- [GOAL]: Where a line holds "icon", copy it.

Stored records
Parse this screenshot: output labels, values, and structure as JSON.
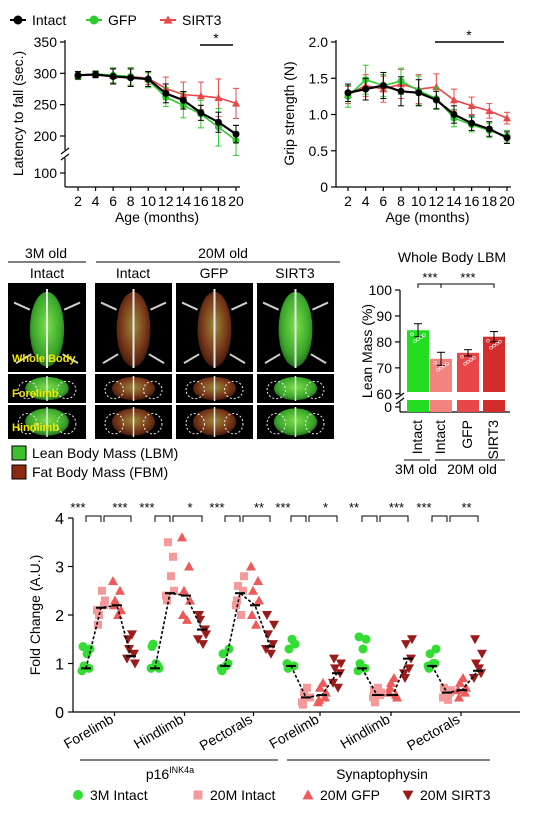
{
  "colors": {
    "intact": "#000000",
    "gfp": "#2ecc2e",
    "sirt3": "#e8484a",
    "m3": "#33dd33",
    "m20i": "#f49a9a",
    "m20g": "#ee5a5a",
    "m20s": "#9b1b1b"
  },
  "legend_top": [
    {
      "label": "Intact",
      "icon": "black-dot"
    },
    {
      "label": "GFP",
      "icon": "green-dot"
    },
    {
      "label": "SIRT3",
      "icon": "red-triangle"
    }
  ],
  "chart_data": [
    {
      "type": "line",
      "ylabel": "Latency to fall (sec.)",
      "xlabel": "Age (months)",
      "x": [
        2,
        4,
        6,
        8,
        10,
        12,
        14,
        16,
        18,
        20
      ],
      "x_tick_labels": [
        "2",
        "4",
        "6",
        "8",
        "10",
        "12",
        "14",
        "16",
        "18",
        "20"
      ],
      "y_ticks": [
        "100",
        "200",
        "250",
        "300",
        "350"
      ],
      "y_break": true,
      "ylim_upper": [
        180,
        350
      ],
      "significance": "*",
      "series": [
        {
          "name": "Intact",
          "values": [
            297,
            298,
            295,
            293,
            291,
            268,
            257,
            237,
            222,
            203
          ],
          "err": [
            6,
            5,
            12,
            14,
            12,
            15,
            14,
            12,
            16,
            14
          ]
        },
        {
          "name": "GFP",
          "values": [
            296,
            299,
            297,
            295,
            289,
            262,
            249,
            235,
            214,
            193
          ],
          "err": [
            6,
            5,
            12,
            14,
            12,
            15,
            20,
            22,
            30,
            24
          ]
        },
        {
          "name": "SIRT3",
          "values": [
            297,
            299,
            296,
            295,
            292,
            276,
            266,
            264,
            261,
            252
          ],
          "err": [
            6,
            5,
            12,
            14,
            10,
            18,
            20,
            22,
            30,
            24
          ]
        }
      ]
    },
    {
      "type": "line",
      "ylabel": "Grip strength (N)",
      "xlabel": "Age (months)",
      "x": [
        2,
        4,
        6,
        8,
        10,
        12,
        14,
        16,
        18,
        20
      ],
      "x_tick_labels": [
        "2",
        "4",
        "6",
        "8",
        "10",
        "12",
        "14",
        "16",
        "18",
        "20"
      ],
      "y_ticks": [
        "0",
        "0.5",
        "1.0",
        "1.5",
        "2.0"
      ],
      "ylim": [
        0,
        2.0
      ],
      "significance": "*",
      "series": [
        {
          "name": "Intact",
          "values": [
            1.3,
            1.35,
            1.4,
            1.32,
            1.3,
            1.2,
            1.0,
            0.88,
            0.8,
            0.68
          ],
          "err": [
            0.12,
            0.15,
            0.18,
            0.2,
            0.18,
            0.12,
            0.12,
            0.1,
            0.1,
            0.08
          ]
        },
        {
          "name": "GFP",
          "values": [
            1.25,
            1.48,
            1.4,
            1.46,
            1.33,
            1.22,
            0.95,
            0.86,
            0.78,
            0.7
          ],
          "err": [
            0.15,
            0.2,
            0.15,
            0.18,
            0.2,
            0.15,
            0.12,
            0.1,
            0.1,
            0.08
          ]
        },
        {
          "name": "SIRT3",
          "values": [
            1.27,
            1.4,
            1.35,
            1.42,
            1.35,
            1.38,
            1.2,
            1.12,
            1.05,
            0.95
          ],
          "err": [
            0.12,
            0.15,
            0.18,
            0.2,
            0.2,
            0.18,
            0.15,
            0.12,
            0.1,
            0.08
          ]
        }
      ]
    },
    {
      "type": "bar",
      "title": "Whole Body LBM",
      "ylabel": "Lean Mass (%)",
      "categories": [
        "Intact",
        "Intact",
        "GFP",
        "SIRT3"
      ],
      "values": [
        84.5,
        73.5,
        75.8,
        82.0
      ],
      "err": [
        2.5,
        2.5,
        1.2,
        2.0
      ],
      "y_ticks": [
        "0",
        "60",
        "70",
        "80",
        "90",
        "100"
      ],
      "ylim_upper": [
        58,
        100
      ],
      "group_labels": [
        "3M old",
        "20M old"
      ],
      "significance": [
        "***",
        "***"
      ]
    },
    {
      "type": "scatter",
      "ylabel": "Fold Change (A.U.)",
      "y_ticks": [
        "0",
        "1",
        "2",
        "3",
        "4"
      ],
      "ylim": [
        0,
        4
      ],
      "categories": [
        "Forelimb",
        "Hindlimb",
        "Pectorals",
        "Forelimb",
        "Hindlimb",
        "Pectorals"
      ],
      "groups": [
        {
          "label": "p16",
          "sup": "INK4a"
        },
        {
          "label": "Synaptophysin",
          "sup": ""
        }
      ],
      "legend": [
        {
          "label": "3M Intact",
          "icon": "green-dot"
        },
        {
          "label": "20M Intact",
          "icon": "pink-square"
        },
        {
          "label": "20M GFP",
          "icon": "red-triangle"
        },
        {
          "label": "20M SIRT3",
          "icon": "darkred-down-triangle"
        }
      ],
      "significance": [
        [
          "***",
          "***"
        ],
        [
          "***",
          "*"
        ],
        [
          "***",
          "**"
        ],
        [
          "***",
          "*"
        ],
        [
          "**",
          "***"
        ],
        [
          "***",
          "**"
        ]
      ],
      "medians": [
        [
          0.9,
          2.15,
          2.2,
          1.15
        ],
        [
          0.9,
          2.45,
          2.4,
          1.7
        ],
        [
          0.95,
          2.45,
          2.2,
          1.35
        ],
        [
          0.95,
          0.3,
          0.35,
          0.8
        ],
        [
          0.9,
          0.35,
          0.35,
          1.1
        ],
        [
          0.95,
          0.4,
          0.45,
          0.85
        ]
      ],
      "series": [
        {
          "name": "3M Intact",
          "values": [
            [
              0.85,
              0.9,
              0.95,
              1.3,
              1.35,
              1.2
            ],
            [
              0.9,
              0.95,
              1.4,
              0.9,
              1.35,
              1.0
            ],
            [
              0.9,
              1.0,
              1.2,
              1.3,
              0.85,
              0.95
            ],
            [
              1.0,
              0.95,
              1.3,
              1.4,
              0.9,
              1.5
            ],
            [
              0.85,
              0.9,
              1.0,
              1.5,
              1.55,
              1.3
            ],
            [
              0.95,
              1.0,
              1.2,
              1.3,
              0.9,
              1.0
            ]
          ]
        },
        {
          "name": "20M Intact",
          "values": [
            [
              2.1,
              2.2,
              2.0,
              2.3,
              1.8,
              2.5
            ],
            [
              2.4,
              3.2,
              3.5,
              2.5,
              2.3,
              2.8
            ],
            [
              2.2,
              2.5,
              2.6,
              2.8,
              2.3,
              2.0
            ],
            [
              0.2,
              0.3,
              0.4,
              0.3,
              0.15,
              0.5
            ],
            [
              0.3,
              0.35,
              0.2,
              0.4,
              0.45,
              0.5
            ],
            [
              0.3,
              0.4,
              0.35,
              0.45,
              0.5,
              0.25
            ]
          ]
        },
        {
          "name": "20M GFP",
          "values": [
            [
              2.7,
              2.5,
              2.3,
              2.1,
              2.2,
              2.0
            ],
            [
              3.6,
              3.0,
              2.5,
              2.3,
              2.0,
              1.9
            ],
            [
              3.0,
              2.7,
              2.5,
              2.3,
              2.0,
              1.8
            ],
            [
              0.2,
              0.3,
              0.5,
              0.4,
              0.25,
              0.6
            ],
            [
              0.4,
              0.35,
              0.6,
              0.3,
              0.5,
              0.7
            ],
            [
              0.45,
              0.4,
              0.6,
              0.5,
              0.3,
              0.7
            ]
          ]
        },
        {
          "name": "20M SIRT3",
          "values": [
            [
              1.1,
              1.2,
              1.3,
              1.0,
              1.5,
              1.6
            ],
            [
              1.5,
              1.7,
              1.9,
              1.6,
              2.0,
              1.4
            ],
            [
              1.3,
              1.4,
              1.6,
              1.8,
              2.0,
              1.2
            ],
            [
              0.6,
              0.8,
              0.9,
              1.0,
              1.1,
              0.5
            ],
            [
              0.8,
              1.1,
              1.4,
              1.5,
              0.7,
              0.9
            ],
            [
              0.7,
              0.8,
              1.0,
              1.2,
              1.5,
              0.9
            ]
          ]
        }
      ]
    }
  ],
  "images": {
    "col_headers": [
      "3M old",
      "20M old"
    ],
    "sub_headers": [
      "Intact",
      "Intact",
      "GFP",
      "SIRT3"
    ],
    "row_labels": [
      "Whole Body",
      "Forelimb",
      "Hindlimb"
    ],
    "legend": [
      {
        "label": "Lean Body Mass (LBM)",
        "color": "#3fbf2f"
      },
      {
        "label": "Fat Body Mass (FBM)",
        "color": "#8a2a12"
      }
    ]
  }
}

- [CORRECT ANSWER]:
      "icon": "black-dot"
      "icon": "green-dot"
      "icon": "red-triangle"
          "icon": "green-dot"
          "icon": "pink-square"
          "icon": "red-triangle"
          "icon": "darkred-down-triangle"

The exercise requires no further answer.